Problem to work on.
Write out every entry exactly as given, but omit the pictures.

##### Source material

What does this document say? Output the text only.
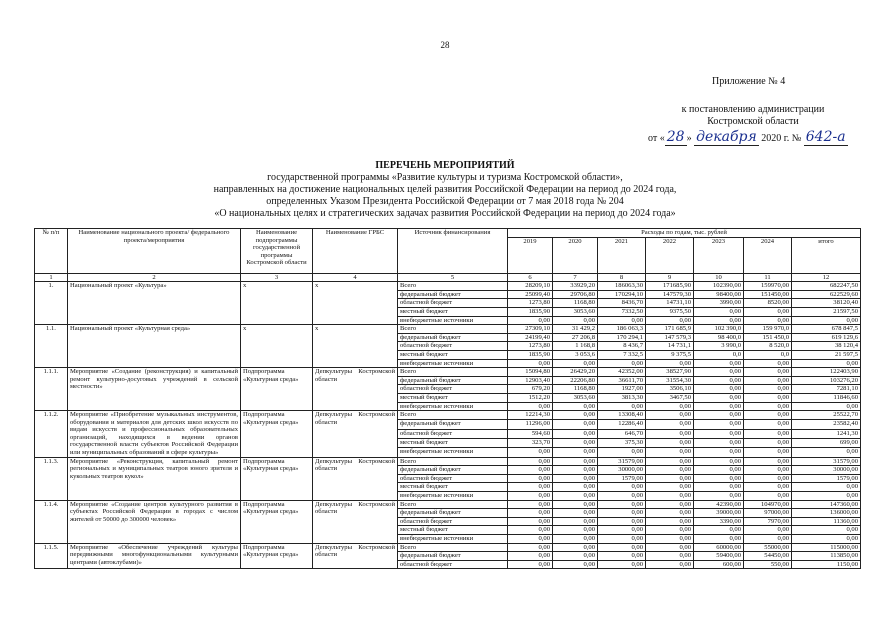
28
Приложение № 4
к постановлению администрации
Костромской области
от « 28 » декабря 2020 г. № 642-а
ПЕРЕЧЕНЬ МЕРОПРИЯТИЙ
государственной программы «Развитие культуры и туризма Костромской области»,
направленных на достижение национальных целей развития Российской Федерации на период до 2024 года,
определенных Указом Президента Российской Федерации от 7 мая 2018 года № 204
«О национальных целях и стратегических задачах развития Российской Федерации на период до 2024 года»
№ п/п	Наименование национального проекта/ федерального проекта/мероприятия	Наименование подпрограммы государственной программы Костромской области	Наименование ГРБС	Источник финансирования	Расходы по годам, тыс. рублей						
					2019	2020	2021	2022	2023	2024	итого
1	2	3	4	5	6	7	8	9	10	11	12
1.	Национальный проект «Культура»	х	х	Всего	28209,10	33929,20	186063,30	171685,90	102390,00	159970,00	682247,50
				федеральный бюджет	25099,40	29706,80	170294,10	147579,30	98400,00	151450,00	622529,60
				областной бюджет	1273,80	1168,80	8436,70	14731,10	3990,00	8520,00	38120,40
				местный бюджет	1835,90	3053,60	7332,50	9375,50	0,00	0,00	21597,50
				внебюджетные источники	0,00	0,00	0,00	0,00	0,00	0,00	0,00
1.1.	Национальный проект «Культурная среда»	х	х	Всего	27309,10	31 429,2	186 063,3	171 685,9	102 390,0	159 970,0	678 847,5
				федеральный бюджет	24199,40	27 206,8	170 294,1	147 579,3	98 400,0	151 450,0	619 129,6
				областной бюджет	1273,80	1 168,8	8 436,7	14 731,1	3 990,0	8 520,0	38 120,4
				местный бюджет	1835,90	3 053,6	7 332,5	9 375,5	0,0	0,0	21 597,5
				внебюджетные источники	0,00	0,00	0,00	0,00	0,00	0,00	0,00
1.1.1.	Мероприятие «Создание (реконструкция) и капитальный ремонт культурно-досуговых учреждений в сельской местности»	Подпрограмма «Культурная среда»	Депкультуры Костромской области	Всего	15094,80	26429,20	42352,00	38527,90	0,00	0,00	122403,90
				федеральный бюджет	12903,40	22206,80	36611,70	31554,30	0,00	0,00	103276,20
				областной бюджет	679,20	1168,80	1927,00	3506,10	0,00	0,00	7281,10
				местный бюджет	1512,20	3053,60	3813,30	3467,50	0,00	0,00	11846,60
				внебюджетные источники	0,00	0,00	0,00	0,00	0,00	0,00	0,00
1.1.2.	Мероприятие «Приобретение музыкальных инструментов, оборудования и материалов для детских школ искусств по видам искусств и профессиональных образовательных организаций, находящихся в ведении органов государственной власти субъектов Российской Федерации или муниципальных образований в сфере культуры»	Подпрограмма «Культурная среда»	Депкультуры Костромской области	Всего	12214,30	0,00	13308,40	0,00	0,00	0,00	25522,70
				федеральный бюджет	11296,00	0,00	12286,40	0,00	0,00	0,00	23582,40
				областной бюджет	594,60	0,00	646,70	0,00	0,00	0,00	1241,30
				местный бюджет	323,70	0,00	375,30	0,00	0,00	0,00	699,00
				внебюджетные источники	0,00	0,00	0,00	0,00	0,00	0,00	0,00
1.1.3.	Мероприятие «Реконструкция, капитальный ремонт региональных и муниципальных театров юного зрителя и кукольных театров кукол»	Подпрограмма «Культурная среда»	Депкультуры Костромской области	Всего	0,00	0,00	31579,00	0,00	0,00	0,00	31579,00
				федеральный бюджет	0,00	0,00	30000,00	0,00	0,00	0,00	30000,00
				областной бюджет	0,00	0,00	1579,00	0,00	0,00	0,00	1579,00
				местный бюджет	0,00	0,00	0,00	0,00	0,00	0,00	0,00
				внебюджетные источники	0,00	0,00	0,00	0,00	0,00	0,00	0,00
1.1.4.	Мероприятие «Создание центров культурного развития в субъектах Российской Федерации в городах с числом жителей от 50000 до 300000 человек»	Подпрограмма «Культурная среда»	Депкультуры Костромской области	Всего	0,00	0,00	0,00	0,00	42390,00	104970,00	147360,00
				федеральный бюджет	0,00	0,00	0,00	0,00	39000,00	97000,00	136000,00
				областной бюджет	0,00	0,00	0,00	0,00	3390,00	7970,00	11360,00
				местный бюджет	0,00	0,00	0,00	0,00	0,00	0,00	0,00
				внебюджетные источники	0,00	0,00	0,00	0,00	0,00	0,00	0,00
1.1.5.	Мероприятие «Обеспечение учреждений культуры передвижными многофункциональными культурными центрами (автоклубами)»	Подпрограмма «Культурная среда»	Депкультуры Костромской области	Всего	0,00	0,00	0,00	0,00	60000,00	55000,00	115000,00
				федеральный бюджет	0,00	0,00	0,00	0,00	59400,00	54450,00	113850,00
				областной бюджет	0,00	0,00	0,00	0,00	600,00	550,00	1150,00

##########

Exercise output.
What does this document say? Output the text only.
28
Приложение № 4
к постановлению администрации
Костромской области
от « 28 » декабря 2020 г. № 642-а
ПЕРЕЧЕНЬ МЕРОПРИЯТИЙ
государственной программы «Развитие культуры и туризма Костромской области»,
направленных на достижение национальных целей развития Российской Федерации на период до 2024 года,
определенных Указом Президента Российской Федерации от 7 мая 2018 года № 204
«О национальных целях и стратегических задачах развития Российской Федерации на период до 2024 года»
№ п/п	Наименование национального проекта/ федерального проекта/мероприятия	Наименование подпрограммы государственной программы Костромской области	Наименование ГРБС	Источник финансирования	Расходы по годам, тыс. рублей						
					2019	2020	2021	2022	2023	2024	итого
1	2	3	4	5	6	7	8	9	10	11	12
1.	Национальный проект «Культура»	х	х	Всего	28209,10	33929,20	186063,30	171685,90	102390,00	159970,00	682247,50
				федеральный бюджет	25099,40	29706,80	170294,10	147579,30	98400,00	151450,00	622529,60
				областной бюджет	1273,80	1168,80	8436,70	14731,10	3990,00	8520,00	38120,40
				местный бюджет	1835,90	3053,60	7332,50	9375,50	0,00	0,00	21597,50
				внебюджетные источники	0,00	0,00	0,00	0,00	0,00	0,00	0,00
1.1.	Национальный проект «Культурная среда»	х	х	Всего	27309,10	31 429,2	186 063,3	171 685,9	102 390,0	159 970,0	678 847,5
				федеральный бюджет	24199,40	27 206,8	170 294,1	147 579,3	98 400,0	151 450,0	619 129,6
				областной бюджет	1273,80	1 168,8	8 436,7	14 731,1	3 990,0	8 520,0	38 120,4
				местный бюджет	1835,90	3 053,6	7 332,5	9 375,5	0,0	0,0	21 597,5
				внебюджетные источники	0,00	0,00	0,00	0,00	0,00	0,00	0,00
1.1.1.	Мероприятие «Создание (реконструкция) и капитальный ремонт культурно-досуговых учреждений в сельской местности»	Подпрограмма «Культурная среда»	Депкультуры Костромской области	Всего	15094,80	26429,20	42352,00	38527,90	0,00	0,00	122403,90
				федеральный бюджет	12903,40	22206,80	36611,70	31554,30	0,00	0,00	103276,20
				областной бюджет	679,20	1168,80	1927,00	3506,10	0,00	0,00	7281,10
				местный бюджет	1512,20	3053,60	3813,30	3467,50	0,00	0,00	11846,60
				внебюджетные источники	0,00	0,00	0,00	0,00	0,00	0,00	0,00
1.1.2.	Мероприятие «Приобретение музыкальных инструментов, оборудования и материалов для детских школ искусств по видам искусств и профессиональных образовательных организаций, находящихся в ведении органов государственной власти субъектов Российской Федерации или муниципальных образований в сфере культуры»	Подпрограмма «Культурная среда»	Депкультуры Костромской области	Всего	12214,30	0,00	13308,40	0,00	0,00	0,00	25522,70
				федеральный бюджет	11296,00	0,00	12286,40	0,00	0,00	0,00	23582,40
				областной бюджет	594,60	0,00	646,70	0,00	0,00	0,00	1241,30
				местный бюджет	323,70	0,00	375,30	0,00	0,00	0,00	699,00
				внебюджетные источники	0,00	0,00	0,00	0,00	0,00	0,00	0,00
1.1.3.	Мероприятие «Реконструкция, капитальный ремонт региональных и муниципальных театров юного зрителя и кукольных театров кукол»	Подпрограмма «Культурная среда»	Депкультуры Костромской области	Всего	0,00	0,00	31579,00	0,00	0,00	0,00	31579,00
				федеральный бюджет	0,00	0,00	30000,00	0,00	0,00	0,00	30000,00
				областной бюджет	0,00	0,00	1579,00	0,00	0,00	0,00	1579,00
				местный бюджет	0,00	0,00	0,00	0,00	0,00	0,00	0,00
				внебюджетные источники	0,00	0,00	0,00	0,00	0,00	0,00	0,00
1.1.4.	Мероприятие «Создание центров культурного развития в субъектах Российской Федерации в городах с числом жителей от 50000 до 300000 человек»	Подпрограмма «Культурная среда»	Депкультуры Костромской области	Всего	0,00	0,00	0,00	0,00	42390,00	104970,00	147360,00
				федеральный бюджет	0,00	0,00	0,00	0,00	39000,00	97000,00	136000,00
				областной бюджет	0,00	0,00	0,00	0,00	3390,00	7970,00	11360,00
				местный бюджет	0,00	0,00	0,00	0,00	0,00	0,00	0,00
				внебюджетные источники	0,00	0,00	0,00	0,00	0,00	0,00	0,00
1.1.5.	Мероприятие «Обеспечение учреждений культуры передвижными многофункциональными культурными центрами (автоклубами)»	Подпрограмма «Культурная среда»	Депкультуры Костромской области	Всего	0,00	0,00	0,00	0,00	60000,00	55000,00	115000,00
				федеральный бюджет	0,00	0,00	0,00	0,00	59400,00	54450,00	113850,00
				областной бюджет	0,00	0,00	0,00	0,00	600,00	550,00	1150,00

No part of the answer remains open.